Required task:
Gather every line from the entries below that includes "przepisy".

Available data:
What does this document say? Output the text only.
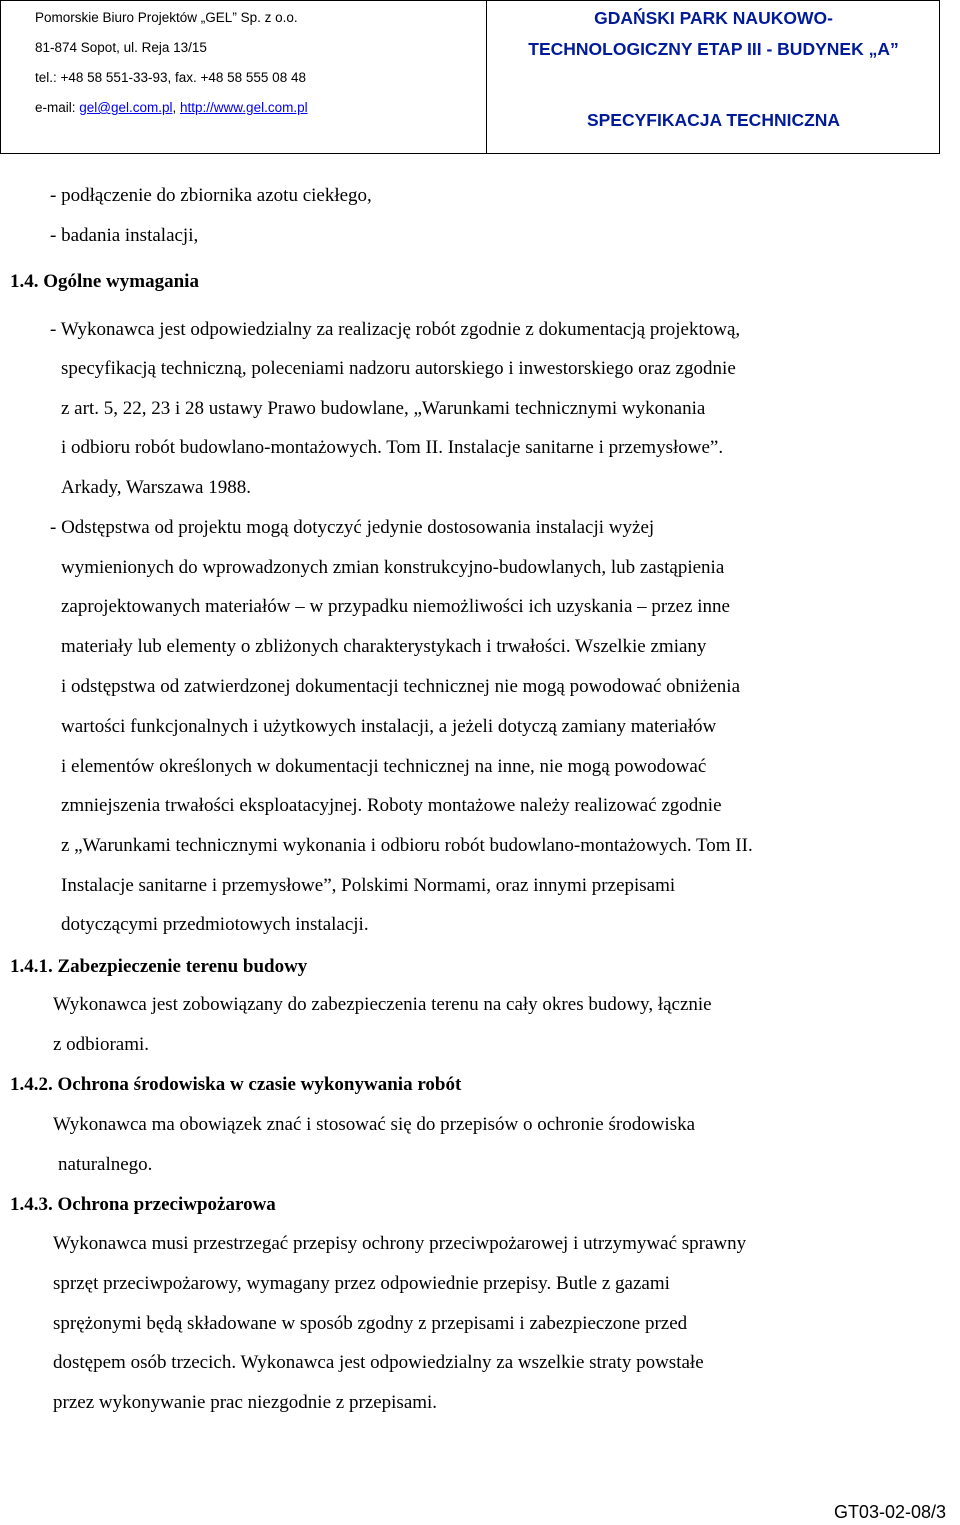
Pomorskie Biuro Projektów „GEL” Sp. z o.o.
81-874 Sopot, ul. Reja 13/15
tel.: +48 58 551-33-93, fax. +48 58 555 08 48
e-mail: gel@gel.com.pl, http://www.gel.com.pl
GDAŃSKI PARK NAUKOWO-
TECHNOLOGICZNY ETAP III - BUDYNEK „A”
SPECYFIKACJA TECHNICZNA
- podłączenie do zbiornika azotu ciekłego,
- badania instalacji,
1.4. Ogólne wymagania
- Wykonawca jest odpowiedzialny za realizację robót zgodnie z dokumentacją projektową,
specyfikacją techniczną, poleceniami nadzoru autorskiego i inwestorskiego oraz zgodnie
z art. 5, 22, 23 i 28 ustawy Prawo budowlane, „Warunkami technicznymi wykonania
i odbioru robót budowlano-montażowych. Tom II. Instalacje sanitarne i przemysłowe”.
Arkady, Warszawa 1988.
- Odstępstwa od projektu mogą dotyczyć jedynie dostosowania instalacji wyżej
wymienionych do wprowadzonych zmian konstrukcyjno-budowlanych, lub zastąpienia
zaprojektowanych materiałów – w przypadku niemożliwości ich uzyskania – przez inne
materiały lub elementy o zbliżonych charakterystykach i trwałości. Wszelkie zmiany
i odstępstwa od zatwierdzonej dokumentacji technicznej nie mogą powodować obniżenia
wartości funkcjonalnych i użytkowych instalacji, a jeżeli dotyczą zamiany materiałów
i elementów określonych w dokumentacji technicznej na inne, nie mogą powodować
zmniejszenia trwałości eksploatacyjnej. Roboty montażowe należy realizować zgodnie
z „Warunkami technicznymi wykonania i odbioru robót budowlano-montażowych. Tom II.
Instalacje sanitarne i przemysłowe”, Polskimi Normami, oraz innymi przepisami
dotyczącymi przedmiotowych instalacji.
1.4.1. Zabezpieczenie terenu budowy
Wykonawca jest zobowiązany do zabezpieczenia terenu na cały okres budowy, łącznie
z odbiorami.
1.4.2. Ochrona środowiska w czasie wykonywania robót
Wykonawca ma obowiązek znać i stosować się do przepisów o ochronie środowiska
naturalnego.
1.4.3. Ochrona przeciwpożarowa
Wykonawca musi przestrzegać przepisy ochrony przeciwpożarowej i utrzymywać sprawny
sprzęt przeciwpożarowy, wymagany przez odpowiednie przepisy. Butle z gazami
sprężonymi będą składowane w sposób zgodny z przepisami i zabezpieczone przed
dostępem osób trzecich. Wykonawca jest odpowiedzialny za wszelkie straty powstałe
przez wykonywanie prac niezgodnie z przepisami.
GT03-02-08/3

The solution:
Wykonawca musi przestrzegać przepisy ochrony przeciwpożarowej i utrzymywać sprawny
sprzęt przeciwpożarowy, wymagany przez odpowiednie przepisy. Butle z gazami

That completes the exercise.